A motion for postponement, whether written or oral, shall, at all times, be accompanied by the original official receipt from the office of the clerk of court evidencing payment of the postponement fee under Section 21(b), Rule 141, to be submitted either at the time of the filing of said motion or not later than the next hearing date. The clerk of court shall not accept the motion unless accompanied by the original receipt.
Omnibus motion
Omnibus motion. – Subject to the provisions of Section 1 of Rule 9, a motion attacking a pleading, order, judgment, or proceeding shall include all objections then available, and all objections not so included shall be deemed waived.
Dismissal with prejudice
Dismissal with prejudice. – Subject to the right of appeal, an order granting a motion to dismiss or an affirmative defense that the cause of action is barred by a prior judgment or by the statute of limitations; that the claim or demand set forth in the plaintiff’s pleading has been paid, waived, abandoned or otherwise extinguished; or that the claim on which the action is founded is unenforceable under the provisions of the statute of frauds, shall bar the refiling of the same action or claim.
Dismissal upon notice by plaintiff; two-dismissal rule
Dismissal upon notice by plaintiff. – A complaint may be dismissed by the plaintiff by filing a notice of dismissal at any time before service of the answer or of a motion for summary judgment. Upon such notice being filed, the court shall issue an order confirming the dismissal. Unless otherwise stated in the notice, the dismissal is without prejudice, except that a notice operates as an adjudication upon the merits when filed by a plaintiff who has once dismissed in a competent court an action based on or including the same claim.
Dismissal upon motion by plaintiff; effect on existing counterclaim
Dismissal upon motion of plaintiff. – Except as provided in the preceding Section, a complaint shall not be dismissed at the plaintiff’s instance save upon approval of the court and upon such terms and conditions as the court deems proper. If a counterclaim has been pleaded by a defendant prior to the service upon him or her of the plaintiff’s motion for dismissal, the dismissal shall be limited to the complaint. The dismissal shall be without prejudice to the right of the defendant to prosecute his or her counterclaim in a separate action unless within fifteen (15) calendar days from notice of the motion he or she manifests his or her preference to have his or her counterclaim resolved in the same action. Unless otherwise specified in the order, a dismissal under this paragraph shall be without prejudice. A class suit shall not be dismissed or compromised without the approval of the court.

*GIVEN DATA*:
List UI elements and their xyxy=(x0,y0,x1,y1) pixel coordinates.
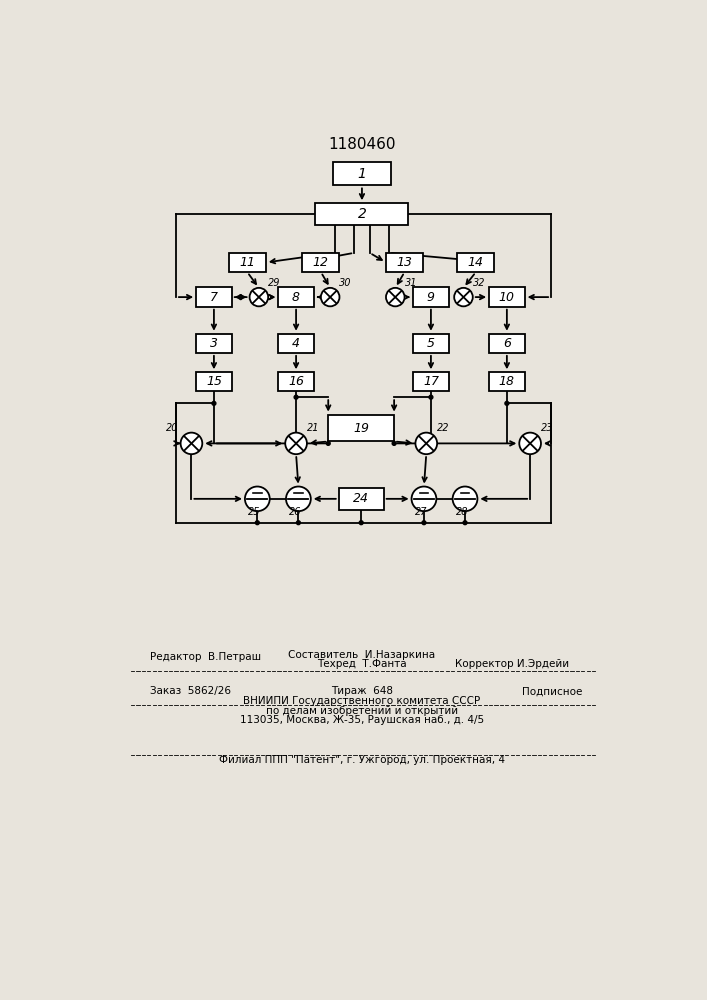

*GOALS*:
1. In the rules on dismissal, why does a plaintiff's notice of dismissal sometimes count as an adjudication upon the merits instead of a dismissal without prejudice? Answer in one to three sentences.
2. Revise a passage from the rules on dismissal. Begin at the words "Dismissal upon notice by plaintiff;" and stop after "the same claim.", with "plaintiff" replaced by "claimant".
Answer from the text alone, without drawing on anything else.

*SOLUTION SET*:
1. A notice of dismissal operates as an adjudication upon the merits when the plaintiff filing it has already once dismissed, in a competent court, an action based on or including the same claim. In other cases, unless the notice states otherwise, the dismissal is without prejudice.

2.
Dismissal upon notice by claimant; two-dismissal rule
Dismissal upon notice by claimant. – A complaint may be dismissed by the claimant by filing a notice of dismissal at any time before service of the answer or of a motion for summary judgment. Upon such notice being filed, the court shall issue an order confirming the dismissal. Unless otherwise stated in the notice, the dismissal is without prejudice, except that a notice operates as an adjudication upon the merits when filed by a claimant who has once dismissed in a competent court an action based on or including the same claim.